**WORKING DATA**
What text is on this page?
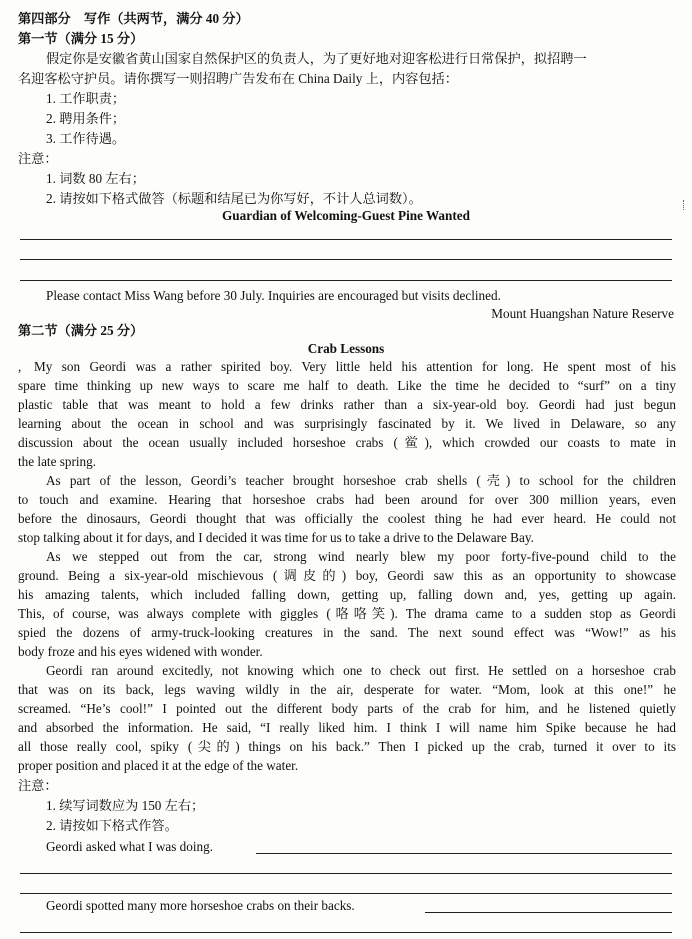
第四部分　写作（共两节，满分 40 分）
第一节（满分 15 分）
假定你是安徽省黄山国家自然保护区的负责人，为了更好地对迎客松进行日常保护，拟招聘一
名迎客松守护员。请你撰写一则招聘广告发布在 China Daily 上，内容包括：
1. 工作职责；
2. 聘用条件；
3. 工作待遇。
注意：
1. 词数 80 左右；
2. 请按如下格式做答（标题和结尾已为你写好，不计人总词数）。
Guardian of Welcoming-Guest Pine Wanted
Please contact Miss Wang before 30 July. Inquiries are encouraged but visits declined.
Mount Huangshan Nature Reserve
第二节（满分 25 分）
Crab Lessons
, My son Geordi was a rather spirited boy. Very little held his attention for long. He spent most of his
spare time thinking up new ways to scare me half to death. Like the time he decided to “surf” on a tiny
plastic table that was meant to hold a few drinks rather than a six-year-old boy. Geordi had just begun
learning about the ocean in school and was surprisingly fascinated by it. We lived in Delaware, so any
discussion about the ocean usually included horseshoe crabs (鲎), which crowded our coasts to mate in
the late spring.
As part of the lesson, Geordi’s teacher brought horseshoe crab shells (壳) to school for the children
to touch and examine. Hearing that horseshoe crabs had been around for over 300 million years, even
before the dinosaurs, Geordi thought that was officially the coolest thing he had ever heard. He could not
stop talking about it for days, and I decided it was time for us to take a drive to the Delaware Bay.
As we stepped out from the car, strong wind nearly blew my poor forty-five-pound child to the
ground. Being a six-year-old mischievous (调皮的) boy, Geordi saw this as an opportunity to showcase
his amazing talents, which included falling down, getting up, falling down and, yes, getting up again.
This, of course, was always complete with giggles (咯咯笑). The drama came to a sudden stop as Geordi
spied the dozens of army-truck-looking creatures in the sand. The next sound effect was “Wow!” as his
body froze and his eyes widened with wonder.
Geordi ran around excitedly, not knowing which one to check out first. He settled on a horseshoe crab
that was on its back, legs waving wildly in the air, desperate for water. “Mom, look at this one!” he
screamed. “He’s cool!” I pointed out the different body parts of the crab for him, and he listened quietly
and absorbed the information. He said, “I really liked him. I think I will name him Spike because he had
all those really cool, spiky (尖的) things on his back.” Then I picked up the crab, turned it over to its
proper position and placed it at the edge of the water.
注意：
1. 续写词数应为 150 左右；
2. 请按如下格式作答。
Geordi asked what I was doing.
Geordi spotted many more horseshoe crabs on their backs.
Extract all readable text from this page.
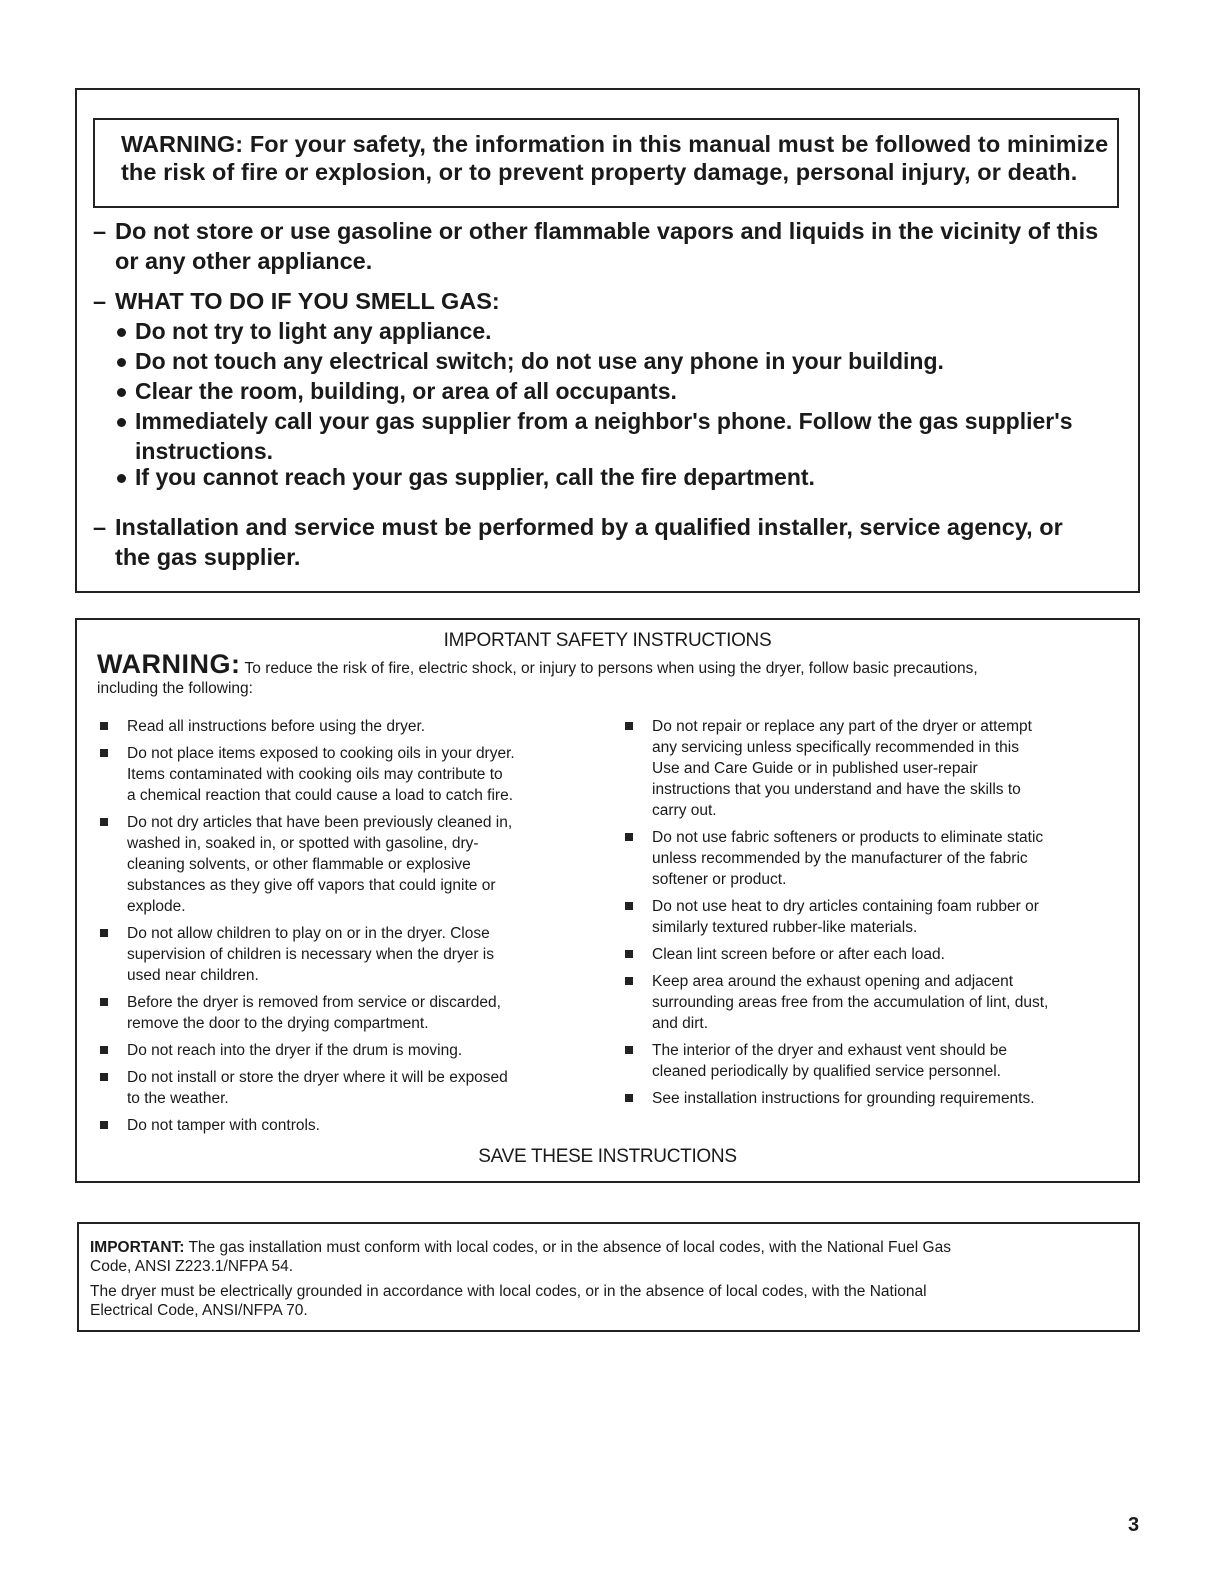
WARNING: For your safety, the information in this manual must be followed to minimize
the risk of fire or explosion, or to prevent property damage, personal injury, or death.
– Do not store or use gasoline or other flammable vapors and liquids in the vicinity of this
or any other appliance.
– WHAT TO DO IF YOU SMELL GAS:
Do not try to light any appliance.
Do not touch any electrical switch; do not use any phone in your building.
Clear the room, building, or area of all occupants.
Immediately call your gas supplier from a neighbor's phone. Follow the gas supplier's
instructions.
If you cannot reach your gas supplier, call the fire department.
– Installation and service must be performed by a qualified installer, service agency, or
the gas supplier.
IMPORTANT SAFETY INSTRUCTIONS
WARNING: To reduce the risk of fire, electric shock, or injury to persons when using the dryer, follow basic precautions,
including the following:
Read all instructions before using the dryer.
Do not place items exposed to cooking oils in your dryer.
Items contaminated with cooking oils may contribute to
a chemical reaction that could cause a load to catch fire.
Do not dry articles that have been previously cleaned in,
washed in, soaked in, or spotted with gasoline, dry-
cleaning solvents, or other flammable or explosive
substances as they give off vapors that could ignite or
explode.
Do not allow children to play on or in the dryer. Close
supervision of children is necessary when the dryer is
used near children.
Before the dryer is removed from service or discarded,
remove the door to the drying compartment.
Do not reach into the dryer if the drum is moving.
Do not install or store the dryer where it will be exposed
to the weather.
Do not tamper with controls.
Do not repair or replace any part of the dryer or attempt
any servicing unless specifically recommended in this
Use and Care Guide or in published user-repair
instructions that you understand and have the skills to
carry out.
Do not use fabric softeners or products to eliminate static
unless recommended by the manufacturer of the fabric
softener or product.
Do not use heat to dry articles containing foam rubber or
similarly textured rubber-like materials.
Clean lint screen before or after each load.
Keep area around the exhaust opening and adjacent
surrounding areas free from the accumulation of lint, dust,
and dirt.
The interior of the dryer and exhaust vent should be
cleaned periodically by qualified service personnel.
See installation instructions for grounding requirements.
SAVE THESE INSTRUCTIONS
IMPORTANT: The gas installation must conform with local codes, or in the absence of local codes, with the National Fuel Gas
Code, ANSI Z223.1/NFPA 54.
The dryer must be electrically grounded in accordance with local codes, or in the absence of local codes, with the National
Electrical Code, ANSI/NFPA 70.
3
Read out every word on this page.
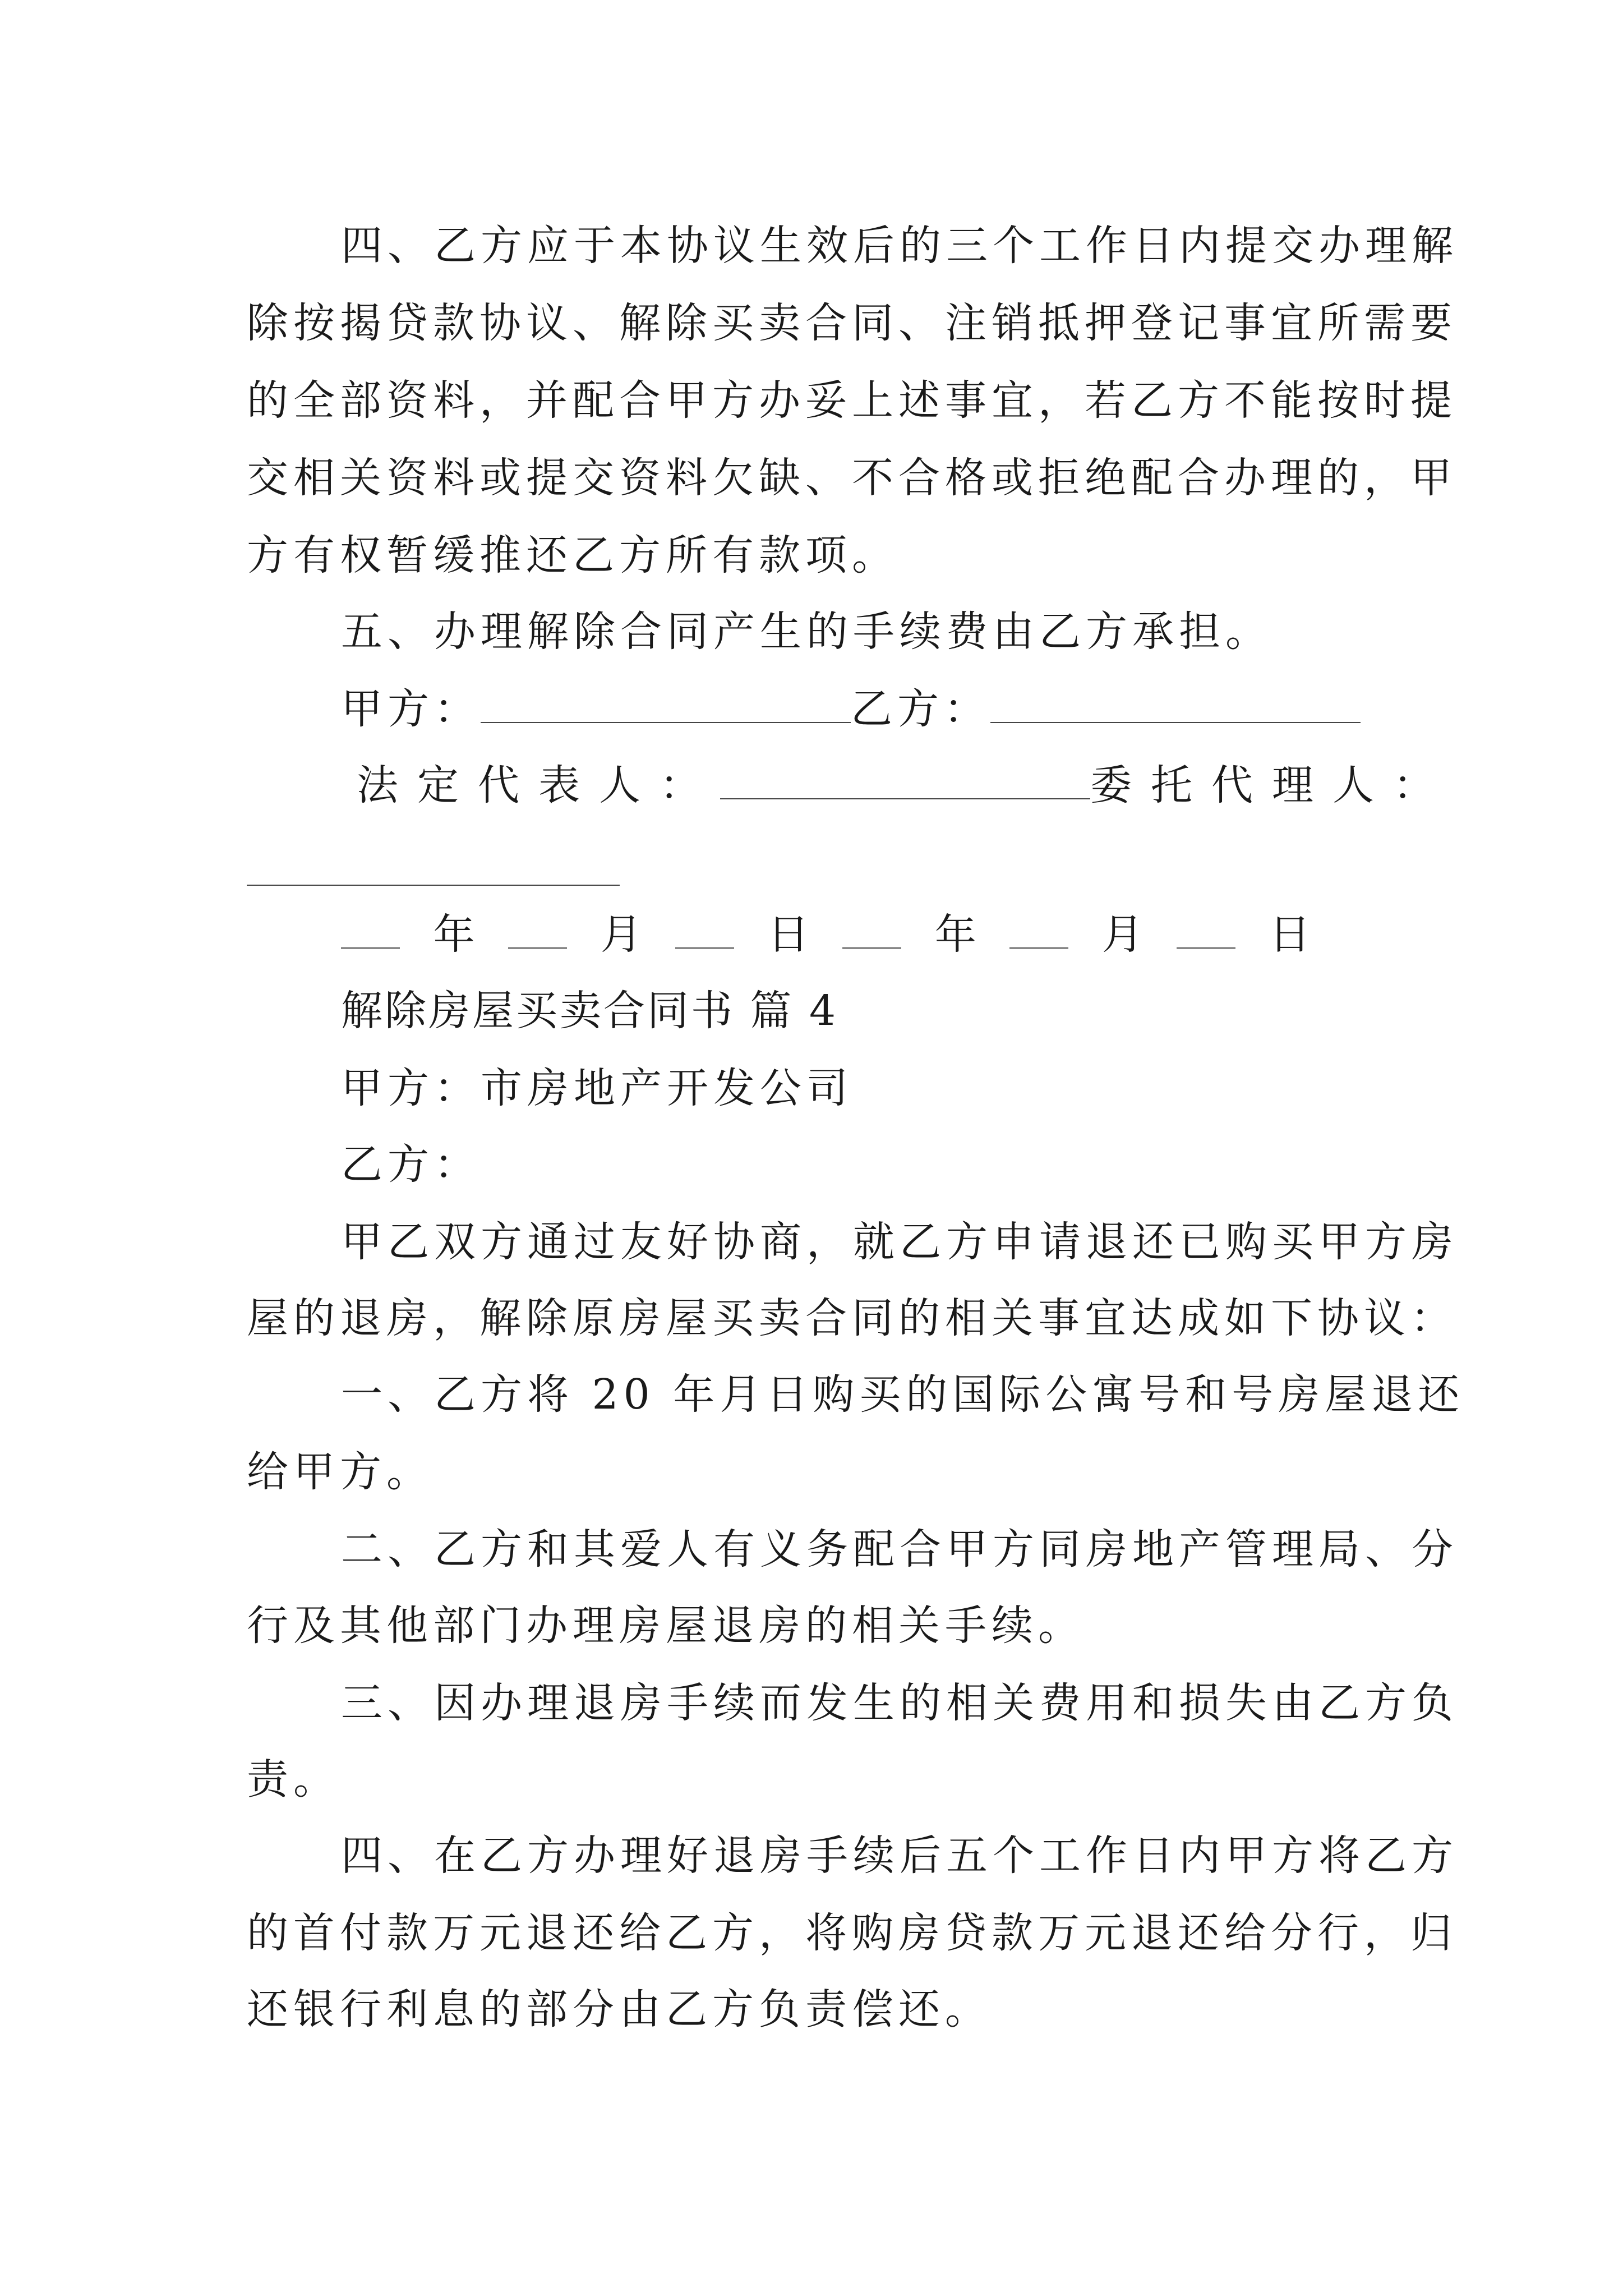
四、乙方应于本协议生效后的三个工作日内提交办理解
除按揭贷款协议、解除买卖合同、注销抵押登记事宜所需要
的全部资料，并配合甲方办妥上述事宜，若乙方不能按时提
交相关资料或提交资料欠缺、不合格或拒绝配合办理的，甲
方有权暂缓推还乙方所有款项。
五、办理解除合同产生的手续费由乙方承担。
甲方：	乙方：
法定代表人：	委托代理人：
年	月	日	年	月	日
解除房屋买卖合同书 篇 4
甲方：市房地产开发公司
乙方：
甲乙双方通过友好协商，就乙方申请退还已购买甲方房
屋的退房，解除原房屋买卖合同的相关事宜达成如下协议：
一、乙方将 20 年月日购买的国际公寓号和号房屋退还
给甲方。
二、乙方和其爱人有义务配合甲方同房地产管理局、分
行及其他部门办理房屋退房的相关手续。
三、因办理退房手续而发生的相关费用和损失由乙方负
责。
四、在乙方办理好退房手续后五个工作日内甲方将乙方
的首付款万元退还给乙方，将购房贷款万元退还给分行，归
还银行利息的部分由乙方负责偿还。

**REQUIREMENTS**
Tally how many lines of the records hold the word "ANSI". Answer with the number only.

**TASK ANSWER**
2